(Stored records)
________________________________________
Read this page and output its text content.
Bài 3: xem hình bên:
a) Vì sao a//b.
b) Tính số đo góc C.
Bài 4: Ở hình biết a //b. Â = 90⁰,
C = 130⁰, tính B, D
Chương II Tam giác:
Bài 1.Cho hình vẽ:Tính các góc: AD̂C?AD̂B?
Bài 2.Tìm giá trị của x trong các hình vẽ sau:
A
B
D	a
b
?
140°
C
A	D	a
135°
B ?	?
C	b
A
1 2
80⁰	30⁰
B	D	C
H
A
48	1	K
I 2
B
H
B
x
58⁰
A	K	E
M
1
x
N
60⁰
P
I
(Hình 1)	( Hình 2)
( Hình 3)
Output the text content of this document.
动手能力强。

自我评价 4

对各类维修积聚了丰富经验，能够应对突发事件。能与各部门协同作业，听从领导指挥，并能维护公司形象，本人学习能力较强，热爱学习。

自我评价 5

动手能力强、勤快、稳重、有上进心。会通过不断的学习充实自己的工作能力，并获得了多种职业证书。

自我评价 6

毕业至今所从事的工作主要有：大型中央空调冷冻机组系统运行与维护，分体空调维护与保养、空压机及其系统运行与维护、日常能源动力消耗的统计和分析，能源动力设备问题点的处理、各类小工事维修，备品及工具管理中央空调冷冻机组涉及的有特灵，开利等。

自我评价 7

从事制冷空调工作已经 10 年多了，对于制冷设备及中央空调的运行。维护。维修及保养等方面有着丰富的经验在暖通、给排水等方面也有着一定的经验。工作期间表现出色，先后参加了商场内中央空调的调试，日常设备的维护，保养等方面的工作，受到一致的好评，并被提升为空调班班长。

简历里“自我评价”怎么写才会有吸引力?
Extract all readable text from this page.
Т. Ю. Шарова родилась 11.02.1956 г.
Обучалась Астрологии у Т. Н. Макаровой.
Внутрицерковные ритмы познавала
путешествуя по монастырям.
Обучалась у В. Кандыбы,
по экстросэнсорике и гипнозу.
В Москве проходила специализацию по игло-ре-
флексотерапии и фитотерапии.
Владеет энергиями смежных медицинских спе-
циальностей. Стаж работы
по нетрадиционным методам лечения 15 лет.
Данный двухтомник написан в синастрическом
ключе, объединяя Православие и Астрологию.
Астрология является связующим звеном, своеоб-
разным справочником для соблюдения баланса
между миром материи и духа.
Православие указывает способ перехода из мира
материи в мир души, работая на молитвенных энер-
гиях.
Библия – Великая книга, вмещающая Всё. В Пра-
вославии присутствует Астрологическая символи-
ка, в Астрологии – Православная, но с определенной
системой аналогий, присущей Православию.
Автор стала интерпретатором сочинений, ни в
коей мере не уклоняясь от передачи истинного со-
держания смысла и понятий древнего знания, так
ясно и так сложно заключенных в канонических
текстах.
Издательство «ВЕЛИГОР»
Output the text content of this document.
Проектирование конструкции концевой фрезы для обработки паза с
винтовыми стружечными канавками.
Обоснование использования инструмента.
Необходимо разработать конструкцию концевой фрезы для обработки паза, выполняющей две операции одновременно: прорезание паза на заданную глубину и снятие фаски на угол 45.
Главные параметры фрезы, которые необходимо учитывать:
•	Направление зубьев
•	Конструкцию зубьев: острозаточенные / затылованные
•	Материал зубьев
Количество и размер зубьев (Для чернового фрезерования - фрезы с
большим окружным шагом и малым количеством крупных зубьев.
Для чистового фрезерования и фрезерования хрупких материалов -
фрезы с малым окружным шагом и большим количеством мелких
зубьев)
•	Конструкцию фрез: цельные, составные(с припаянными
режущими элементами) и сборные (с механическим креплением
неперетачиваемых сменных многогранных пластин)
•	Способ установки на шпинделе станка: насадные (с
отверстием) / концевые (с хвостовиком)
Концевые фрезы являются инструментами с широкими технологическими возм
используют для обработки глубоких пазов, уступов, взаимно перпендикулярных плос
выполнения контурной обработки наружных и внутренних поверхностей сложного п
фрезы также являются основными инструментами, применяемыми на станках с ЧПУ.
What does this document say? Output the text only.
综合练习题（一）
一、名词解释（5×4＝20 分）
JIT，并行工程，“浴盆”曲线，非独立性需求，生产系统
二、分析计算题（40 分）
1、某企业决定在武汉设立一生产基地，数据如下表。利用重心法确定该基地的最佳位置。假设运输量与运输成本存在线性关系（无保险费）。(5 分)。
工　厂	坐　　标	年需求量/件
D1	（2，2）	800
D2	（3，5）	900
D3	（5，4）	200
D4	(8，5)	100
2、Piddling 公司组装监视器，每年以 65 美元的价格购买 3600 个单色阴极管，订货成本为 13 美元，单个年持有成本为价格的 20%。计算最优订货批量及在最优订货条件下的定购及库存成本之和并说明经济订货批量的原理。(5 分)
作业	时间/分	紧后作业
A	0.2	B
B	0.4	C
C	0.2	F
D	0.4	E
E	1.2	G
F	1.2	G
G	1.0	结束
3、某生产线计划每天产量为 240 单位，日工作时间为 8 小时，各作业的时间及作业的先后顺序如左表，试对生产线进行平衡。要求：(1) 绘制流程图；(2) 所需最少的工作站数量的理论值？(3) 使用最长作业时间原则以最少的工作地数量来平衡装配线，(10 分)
________________________________________
Each line above is to be repeated exactly.

### Answer to this task
Read this page and output its text content.
Bài 3: xem hình bên:
a) Vì sao a//b.
b) Tính số đo góc C.
Bài 4: Ở hình biết a //b. Â = 90⁰,
C = 130⁰, tính B, D
Chương II Tam giác:
Bài 1.Cho hình vẽ:Tính các góc: AD̂C?AD̂B?
Bài 2.Tìm giá trị của x trong các hình vẽ sau:
A
B
D	a
b
?
140°
C
A	D	a
135°
B ?	?
C	b
A
1 2
80⁰	30⁰
B	D	C
H
A
48	1	K
I 2
B
H
B
x
58⁰
A	K	E
M
1
x
N
60⁰
P
I
(Hình 1)	( Hình 2)
( Hình 3)
Output the text content of this document.
动手能力强。

自我评价 4

对各类维修积聚了丰富经验，能够应对突发事件。能与各部门协同作业，听从领导指挥，并能维护公司形象，本人学习能力较强，热爱学习。

自我评价 5

动手能力强、勤快、稳重、有上进心。会通过不断的学习充实自己的工作能力，并获得了多种职业证书。

自我评价 6

毕业至今所从事的工作主要有：大型中央空调冷冻机组系统运行与维护，分体空调维护与保养、空压机及其系统运行与维护、日常能源动力消耗的统计和分析，能源动力设备问题点的处理、各类小工事维修，备品及工具管理中央空调冷冻机组涉及的有特灵，开利等。

自我评价 7

从事制冷空调工作已经 10 年多了，对于制冷设备及中央空调的运行。维护。维修及保养等方面有着丰富的经验在暖通、给排水等方面也有着一定的经验。工作期间表现出色，先后参加了商场内中央空调的调试，日常设备的维护，保养等方面的工作，受到一致的好评，并被提升为空调班班长。

简历里“自我评价”怎么写才会有吸引力?
Extract all readable text from this page.
Т. Ю. Шарова родилась 11.02.1956 г.
Обучалась Астрологии у Т. Н. Макаровой.
Внутрицерковные ритмы познавала
путешествуя по монастырям.
Обучалась у В. Кандыбы,
по экстросэнсорике и гипнозу.
В Москве проходила специализацию по игло-ре-
флексотерапии и фитотерапии.
Владеет энергиями смежных медицинских спе-
циальностей. Стаж работы
по нетрадиционным методам лечения 15 лет.
Данный двухтомник написан в синастрическом
ключе, объединяя Православие и Астрологию.
Астрология является связующим звеном, своеоб-
разным справочником для соблюдения баланса
между миром материи и духа.
Православие указывает способ перехода из мира
материи в мир души, работая на молитвенных энер-
гиях.
Библия – Великая книга, вмещающая Всё. В Пра-
вославии присутствует Астрологическая символи-
ка, в Астрологии – Православная, но с определенной
системой аналогий, присущей Православию.
Автор стала интерпретатором сочинений, ни в
коей мере не уклоняясь от передачи истинного со-
держания смысла и понятий древнего знания, так
ясно и так сложно заключенных в канонических
текстах.
Издательство «ВЕЛИГОР»
Output the text content of this document.
Проектирование конструкции концевой фрезы для обработки паза с
винтовыми стружечными канавками.
Обоснование использования инструмента.
Необходимо разработать конструкцию концевой фрезы для обработки паза, выполняющей две операции одновременно: прорезание паза на заданную глубину и снятие фаски на угол 45.
Главные параметры фрезы, которые необходимо учитывать:
•	Направление зубьев
•	Конструкцию зубьев: острозаточенные / затылованные
•	Материал зубьев
Количество и размер зубьев (Для чернового фрезерования - фрезы с
большим окружным шагом и малым количеством крупных зубьев.
Для чистового фрезерования и фрезерования хрупких материалов -
фрезы с малым окружным шагом и большим количеством мелких
зубьев)
•	Конструкцию фрез: цельные, составные(с припаянными
режущими элементами) и сборные (с механическим креплением
неперетачиваемых сменных многогранных пластин)
•	Способ установки на шпинделе станка: насадные (с
отверстием) / концевые (с хвостовиком)
Концевые фрезы являются инструментами с широкими технологическими возм
используют для обработки глубоких пазов, уступов, взаимно перпендикулярных плос
выполнения контурной обработки наружных и внутренних поверхностей сложного п
фрезы также являются основными инструментами, применяемыми на станках с ЧПУ.
What does this document say? Output the text only.
综合练习题（一）
一、名词解释（5×4＝20 分）
JIT，并行工程，“浴盆”曲线，非独立性需求，生产系统
二、分析计算题（40 分）
1、某企业决定在武汉设立一生产基地，数据如下表。利用重心法确定该基地的最佳位置。假设运输量与运输成本存在线性关系（无保险费）。(5 分)。
工　厂	坐　　标	年需求量/件
D1	（2，2）	800
D2	（3，5）	900
D3	（5，4）	200
D4	(8，5)	100
2、Piddling 公司组装监视器，每年以 65 美元的价格购买 3600 个单色阴极管，订货成本为 13 美元，单个年持有成本为价格的 20%。计算最优订货批量及在最优订货条件下的定购及库存成本之和并说明经济订货批量的原理。(5 分)
作业	时间/分	紧后作业
A	0.2	B
B	0.4	C
C	0.2	F
D	0.4	E
E	1.2	G
F	1.2	G
G	1.0	结束
3、某生产线计划每天产量为 240 单位，日工作时间为 8 小时，各作业的时间及作业的先后顺序如左表，试对生产线进行平衡。要求：(1) 绘制流程图；(2) 所需最少的工作站数量的理论值？(3) 使用最长作业时间原则以最少的工作地数量来平衡装配线，(10 分)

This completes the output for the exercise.